YOUR INSTRUCTIONS:
Transcribe the entries below exactly.

DATA FOR PROCESSING:
-- START --
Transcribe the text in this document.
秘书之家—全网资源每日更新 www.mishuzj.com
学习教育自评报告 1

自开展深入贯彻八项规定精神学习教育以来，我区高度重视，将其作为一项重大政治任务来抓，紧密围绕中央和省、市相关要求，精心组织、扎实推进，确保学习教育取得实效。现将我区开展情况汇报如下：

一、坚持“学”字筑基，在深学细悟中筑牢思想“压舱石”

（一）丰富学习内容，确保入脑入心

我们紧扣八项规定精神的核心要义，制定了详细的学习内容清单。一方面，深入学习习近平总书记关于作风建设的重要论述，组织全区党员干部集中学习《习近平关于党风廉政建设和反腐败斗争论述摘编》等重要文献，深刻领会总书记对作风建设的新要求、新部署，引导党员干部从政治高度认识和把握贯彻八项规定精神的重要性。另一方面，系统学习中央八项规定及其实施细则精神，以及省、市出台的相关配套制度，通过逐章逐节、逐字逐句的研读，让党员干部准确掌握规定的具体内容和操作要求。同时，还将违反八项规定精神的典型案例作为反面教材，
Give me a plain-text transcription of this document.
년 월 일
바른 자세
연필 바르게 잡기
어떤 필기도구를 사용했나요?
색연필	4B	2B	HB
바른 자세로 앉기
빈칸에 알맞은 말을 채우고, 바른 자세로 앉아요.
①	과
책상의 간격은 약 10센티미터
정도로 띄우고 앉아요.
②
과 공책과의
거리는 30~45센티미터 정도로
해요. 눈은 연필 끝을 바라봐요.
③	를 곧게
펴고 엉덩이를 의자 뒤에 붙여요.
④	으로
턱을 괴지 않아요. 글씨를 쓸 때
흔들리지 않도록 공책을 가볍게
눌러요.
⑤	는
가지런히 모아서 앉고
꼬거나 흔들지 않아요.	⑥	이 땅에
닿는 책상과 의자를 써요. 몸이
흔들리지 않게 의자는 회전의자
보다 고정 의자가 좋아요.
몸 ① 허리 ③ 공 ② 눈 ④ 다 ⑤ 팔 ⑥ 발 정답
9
-- END --
FULL SOLUTION:
Transcribe the text in this document.
秘书之家—全网资源每日更新 www.mishuzj.com
学习教育自评报告 1

自开展深入贯彻八项规定精神学习教育以来，我区高度重视，将其作为一项重大政治任务来抓，紧密围绕中央和省、市相关要求，精心组织、扎实推进，确保学习教育取得实效。现将我区开展情况汇报如下：

一、坚持“学”字筑基，在深学细悟中筑牢思想“压舱石”

（一）丰富学习内容，确保入脑入心

我们紧扣八项规定精神的核心要义，制定了详细的学习内容清单。一方面，深入学习习近平总书记关于作风建设的重要论述，组织全区党员干部集中学习《习近平关于党风廉政建设和反腐败斗争论述摘编》等重要文献，深刻领会总书记对作风建设的新要求、新部署，引导党员干部从政治高度认识和把握贯彻八项规定精神的重要性。另一方面，系统学习中央八项规定及其实施细则精神，以及省、市出台的相关配套制度，通过逐章逐节、逐字逐句的研读，让党员干部准确掌握规定的具体内容和操作要求。同时，还将违反八项规定精神的典型案例作为反面教材，
Give me a plain-text transcription of this document.
년 월 일
바른 자세
연필 바르게 잡기
어떤 필기도구를 사용했나요?
색연필	4B	2B	HB
바른 자세로 앉기
빈칸에 알맞은 말을 채우고, 바른 자세로 앉아요.
①	과
책상의 간격은 약 10센티미터
정도로 띄우고 앉아요.
②
과 공책과의
거리는 30~45센티미터 정도로
해요. 눈은 연필 끝을 바라봐요.
③	를 곧게
펴고 엉덩이를 의자 뒤에 붙여요.
④	으로
턱을 괴지 않아요. 글씨를 쓸 때
흔들리지 않도록 공책을 가볍게
눌러요.
⑤	는
가지런히 모아서 앉고
꼬거나 흔들지 않아요.	⑥	이 땅에
닿는 책상과 의자를 써요. 몸이
흔들리지 않게 의자는 회전의자
보다 고정 의자가 좋아요.
몸 ① 허리 ③ 공 ② 눈 ④ 다 ⑤ 팔 ⑥ 발 정답
9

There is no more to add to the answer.